:: Text block ::

What sort of heating is in the house now?
Do you have return air? If so, is the attic room attached to this return air system? If so, how?

The link you provided looks like something I would never use or trust. If you want an HRV system then get something that will return the heat properly. 

"The regenerative core is charged every 70 seconds,
afterwhich the fan reverses and the incoming air absorbs the stored heat on its way in."

That's not the way an HRV should work. 

Do you want to recover heat?
Why do you want that system over a proper HRV unit?

What type of seasons (heating cooling) will your house be going through? (not a question about the four seasons of the year).


----------



## tortilla_flat (Aug 30, 2016)

thematrixiam said:


> What sort of heating is in the house now?


No HVAC whatsoever... thus my post's title.  



thematrixiam said:


> Do you have return air? If so, is the attic room attached to this return air system? If so, how?


None whatsoever. 



thematrixiam said:


> Do you want to recover heat?
> Why do you want that system over a proper HRV unit?


No room for a proper system. Attic=master bedroom. It needs to have a tiny footprint. No need for anything extensive where I live. I'm mostly in it for the ventilation and the occasional desire for heat.   



thematrixiam said:


> What type of seasons (heating cooling) will your house be going through? (not a question about the four seasons of the year).


Not really sure what you mean here... where I live it rarely goes below 50°F or over 85°F year round.


----------



## nealtw (Aug 30, 2016)

If you only need heat a few days a year I would put in a few baseboard electric heaters.


----------



## thematrixiam (Aug 31, 2016)

:::
:: Data segment ::

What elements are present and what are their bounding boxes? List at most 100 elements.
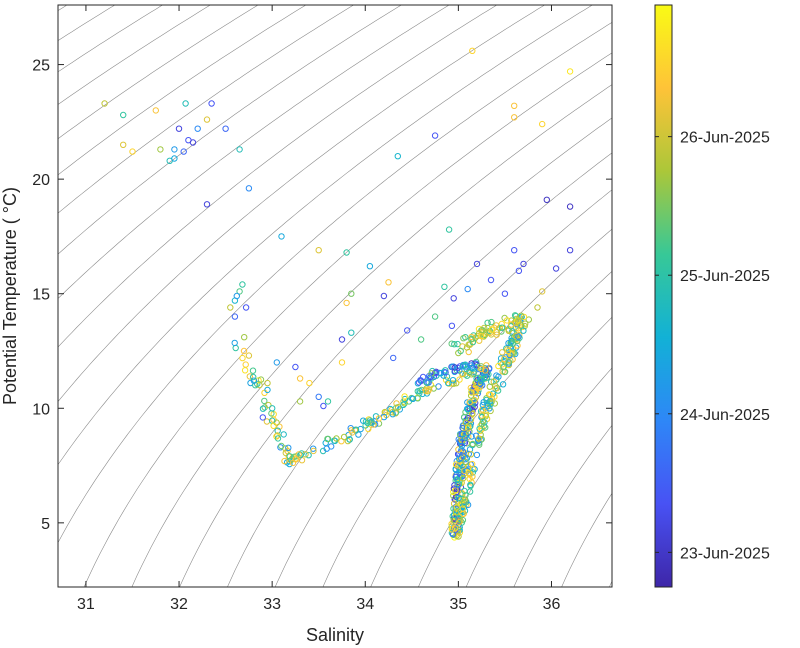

:::

To-do list:
#1 In the forum thread about heating and ventilating the attic bedroom, what temperature range does tortilla_flat say the area rarely goes outside of year round?
#2 Write the next part of the forum thread about heating and ventilating the attic bedroom, picking up after its last line.

Written responses:
#1 It rarely goes below 50°F or over 85°F.

#2
the seasons question is a term about what your system goes through. If you don't even have a system then it's more about what you want your potential system to go through.

Some people only have one season, others two. Then you can get more technical with things like humidity and such. 

HVAC includes lots of things: furnaces, bathroom fans, air conditioners, range hoods, fresh air supply, combustion supply, make up air, return air, in floor heating, and even baseboard heaters.

You probably at least have bathroom fans and a range hood. 

Return air could also be simply holes cut under doors. It's not literally cut, it's just that the door is short on the bottom and allows air to move under the door when closed.

I'm also not sure on code down where you are. I'm from up in Canada, so our codes could very well be a little more strict than where you are.

Your main issue seems to be proper ventilation/circulation. Here you have to have a type of circulation system for any and all types of houses, even in floor heating. 

Do you have pictures?
How thick is your attic? The actual roof space, not the room.

A HRV unit is not meant to heat. It only recovers the lost heat going out. Even a make up air unit isn't supposed to be used to heat, it just raises the temperature of the outside air. 

Would you be better off sending it down or sideways?

Do you want to exhaust the air, or circulate the air? 

How sealed is your house? Does the pressure in one area affect another area? If you open a door somewhere does a door close or open somewhere else?


----------



## tortilla_flat (Aug 31, 2016)

thematrixiam said:


> the seasons question is a term about what your system goes through. If you don't even have a system then it's more about what you want your potential system to go through.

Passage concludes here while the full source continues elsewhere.